Directions for this task »
Below are records. Copy every line with "page" in it.

The records »
• • • • • • •
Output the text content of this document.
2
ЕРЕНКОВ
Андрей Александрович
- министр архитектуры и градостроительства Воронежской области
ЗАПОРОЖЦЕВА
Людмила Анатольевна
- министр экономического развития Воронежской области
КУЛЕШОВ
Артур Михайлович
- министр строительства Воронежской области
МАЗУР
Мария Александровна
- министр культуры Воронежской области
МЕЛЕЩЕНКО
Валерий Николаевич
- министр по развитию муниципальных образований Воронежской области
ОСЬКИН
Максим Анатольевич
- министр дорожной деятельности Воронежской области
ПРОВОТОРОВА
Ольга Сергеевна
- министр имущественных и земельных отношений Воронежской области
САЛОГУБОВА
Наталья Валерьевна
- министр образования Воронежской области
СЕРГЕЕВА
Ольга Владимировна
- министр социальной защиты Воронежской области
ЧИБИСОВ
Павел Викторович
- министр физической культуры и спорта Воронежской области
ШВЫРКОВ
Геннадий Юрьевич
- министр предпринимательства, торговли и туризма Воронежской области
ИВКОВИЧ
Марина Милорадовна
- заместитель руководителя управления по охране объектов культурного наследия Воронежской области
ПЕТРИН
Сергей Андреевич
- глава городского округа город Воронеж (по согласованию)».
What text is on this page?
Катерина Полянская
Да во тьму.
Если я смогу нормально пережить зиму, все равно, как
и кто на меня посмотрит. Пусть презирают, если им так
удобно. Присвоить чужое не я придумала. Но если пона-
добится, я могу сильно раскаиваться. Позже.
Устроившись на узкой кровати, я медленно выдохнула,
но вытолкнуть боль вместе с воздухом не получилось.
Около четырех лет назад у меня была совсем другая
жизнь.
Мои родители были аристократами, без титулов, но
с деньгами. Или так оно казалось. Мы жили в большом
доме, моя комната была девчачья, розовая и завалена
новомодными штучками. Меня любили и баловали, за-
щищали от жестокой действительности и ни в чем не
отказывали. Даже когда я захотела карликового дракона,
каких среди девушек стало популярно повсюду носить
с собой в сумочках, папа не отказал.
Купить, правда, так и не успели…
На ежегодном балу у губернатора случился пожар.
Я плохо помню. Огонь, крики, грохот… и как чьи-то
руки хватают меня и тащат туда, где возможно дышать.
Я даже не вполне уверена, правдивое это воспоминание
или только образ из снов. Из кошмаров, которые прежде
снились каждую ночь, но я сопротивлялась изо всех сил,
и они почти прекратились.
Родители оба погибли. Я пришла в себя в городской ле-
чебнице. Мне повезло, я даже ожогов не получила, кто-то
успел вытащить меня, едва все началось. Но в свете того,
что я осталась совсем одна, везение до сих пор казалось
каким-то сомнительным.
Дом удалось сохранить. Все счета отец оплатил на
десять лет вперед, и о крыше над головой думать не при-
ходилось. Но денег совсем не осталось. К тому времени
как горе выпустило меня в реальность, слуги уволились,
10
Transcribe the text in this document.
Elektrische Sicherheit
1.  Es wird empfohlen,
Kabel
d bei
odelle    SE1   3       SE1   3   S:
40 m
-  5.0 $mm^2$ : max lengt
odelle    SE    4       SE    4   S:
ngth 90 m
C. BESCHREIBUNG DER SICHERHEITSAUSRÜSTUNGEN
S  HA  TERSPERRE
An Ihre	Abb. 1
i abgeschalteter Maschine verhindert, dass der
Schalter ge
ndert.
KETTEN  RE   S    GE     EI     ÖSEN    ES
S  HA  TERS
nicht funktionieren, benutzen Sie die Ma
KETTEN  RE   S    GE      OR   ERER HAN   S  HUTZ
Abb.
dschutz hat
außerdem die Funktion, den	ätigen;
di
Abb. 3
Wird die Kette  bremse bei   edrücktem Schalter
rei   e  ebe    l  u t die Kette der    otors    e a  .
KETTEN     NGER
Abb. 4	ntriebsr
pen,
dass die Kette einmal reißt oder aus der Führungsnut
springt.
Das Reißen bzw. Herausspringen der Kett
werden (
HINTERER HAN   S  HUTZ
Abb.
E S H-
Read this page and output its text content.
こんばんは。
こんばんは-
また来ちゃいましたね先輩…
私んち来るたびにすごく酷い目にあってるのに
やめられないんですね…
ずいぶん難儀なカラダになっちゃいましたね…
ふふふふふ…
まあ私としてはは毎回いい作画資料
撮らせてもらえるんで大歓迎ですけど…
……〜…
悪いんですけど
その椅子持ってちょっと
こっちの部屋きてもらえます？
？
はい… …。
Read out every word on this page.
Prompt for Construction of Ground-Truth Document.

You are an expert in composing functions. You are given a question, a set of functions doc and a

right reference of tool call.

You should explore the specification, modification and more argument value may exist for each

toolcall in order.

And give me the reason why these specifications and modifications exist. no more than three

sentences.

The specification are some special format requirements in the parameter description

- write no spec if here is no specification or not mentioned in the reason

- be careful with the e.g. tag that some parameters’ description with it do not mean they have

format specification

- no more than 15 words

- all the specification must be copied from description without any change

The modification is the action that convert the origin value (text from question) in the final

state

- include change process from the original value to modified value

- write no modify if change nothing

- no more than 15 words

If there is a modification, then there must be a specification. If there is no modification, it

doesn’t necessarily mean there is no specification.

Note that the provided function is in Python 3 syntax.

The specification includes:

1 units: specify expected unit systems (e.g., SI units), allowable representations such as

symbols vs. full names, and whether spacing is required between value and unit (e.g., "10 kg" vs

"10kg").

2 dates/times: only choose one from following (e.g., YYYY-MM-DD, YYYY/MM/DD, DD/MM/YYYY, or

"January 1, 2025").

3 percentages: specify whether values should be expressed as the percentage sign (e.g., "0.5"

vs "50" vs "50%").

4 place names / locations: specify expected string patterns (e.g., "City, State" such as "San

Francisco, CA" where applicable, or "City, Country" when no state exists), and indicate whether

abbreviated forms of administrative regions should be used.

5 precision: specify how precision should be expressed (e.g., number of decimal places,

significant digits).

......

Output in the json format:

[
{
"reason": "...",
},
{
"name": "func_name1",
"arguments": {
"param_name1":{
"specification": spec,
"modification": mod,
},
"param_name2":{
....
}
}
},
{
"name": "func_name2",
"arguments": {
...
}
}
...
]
• • • • • • •
Answer to the problem »
What text is on this page?
Read this page and output its text content.
Read out every word on this page.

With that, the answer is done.